Given problem: Output the records. Match them exactly.

Entries:
▬▬▬
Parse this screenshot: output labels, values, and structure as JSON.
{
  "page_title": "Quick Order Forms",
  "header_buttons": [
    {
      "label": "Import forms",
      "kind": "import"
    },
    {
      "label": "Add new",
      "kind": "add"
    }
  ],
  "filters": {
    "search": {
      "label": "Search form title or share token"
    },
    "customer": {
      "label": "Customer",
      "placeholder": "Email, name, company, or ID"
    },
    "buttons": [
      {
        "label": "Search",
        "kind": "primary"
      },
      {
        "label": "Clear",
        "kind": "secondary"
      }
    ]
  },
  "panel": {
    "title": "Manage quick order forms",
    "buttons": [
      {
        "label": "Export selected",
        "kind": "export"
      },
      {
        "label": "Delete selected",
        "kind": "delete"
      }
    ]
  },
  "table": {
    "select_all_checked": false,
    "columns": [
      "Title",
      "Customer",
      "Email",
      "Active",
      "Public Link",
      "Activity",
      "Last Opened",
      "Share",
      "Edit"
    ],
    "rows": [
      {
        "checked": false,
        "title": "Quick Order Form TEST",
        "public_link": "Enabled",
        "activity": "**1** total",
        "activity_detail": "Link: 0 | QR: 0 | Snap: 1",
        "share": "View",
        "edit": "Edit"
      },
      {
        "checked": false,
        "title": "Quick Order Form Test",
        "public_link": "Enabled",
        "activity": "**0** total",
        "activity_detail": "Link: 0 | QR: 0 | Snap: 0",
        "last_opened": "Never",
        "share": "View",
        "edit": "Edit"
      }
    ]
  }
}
▬▬▬
Worked answer:
Parse this screenshot: output labels, values, and structure as JSON.
{
  "page_title": "Quick Order Forms",
  "header_buttons": [
    {
      "label": "Import forms",
      "kind": "import"
    },
    {
      "label": "Add new",
      "kind": "add"
    }
  ],
  "filters": {
    "search": {
      "label": "Search form title or share token"
    },
    "customer": {
      "label": "Customer",
      "placeholder": "Email, name, company, or ID"
    },
    "buttons": [
      {
        "label": "Search",
        "kind": "primary"
      },
      {
        "label": "Clear",
        "kind": "secondary"
      }
    ]
  },
  "panel": {
    "title": "Manage quick order forms",
    "buttons": [
      {
        "label": "Export selected",
        "kind": "export"
      },
      {
        "label": "Delete selected",
        "kind": "delete"
      }
    ]
  },
  "table": {
    "select_all_checked": false,
    "columns": [
      "Title",
      "Customer",
      "Email",
      "Active",
      "Public Link",
      "Activity",
      "Last Opened",
      "Share",
      "Edit"
    ],
    "rows": [
      {
        "checked": false,
        "title": "Quick Order Form TEST",
        "public_link": "Enabled",
        "activity": "**1** total",
        "activity_detail": "Link: 0 | QR: 0 | Snap: 1",
        "share": "View",
        "edit": "Edit"
      },
      {
        "checked": false,
        "title": "Quick Order Form Test",
        "public_link": "Enabled",
        "activity": "**0** total",
        "activity_detail": "Link: 0 | QR: 0 | Snap: 0",
        "last_opened": "Never",
        "share": "View",
        "edit": "Edit"
      }
    ]
  }
}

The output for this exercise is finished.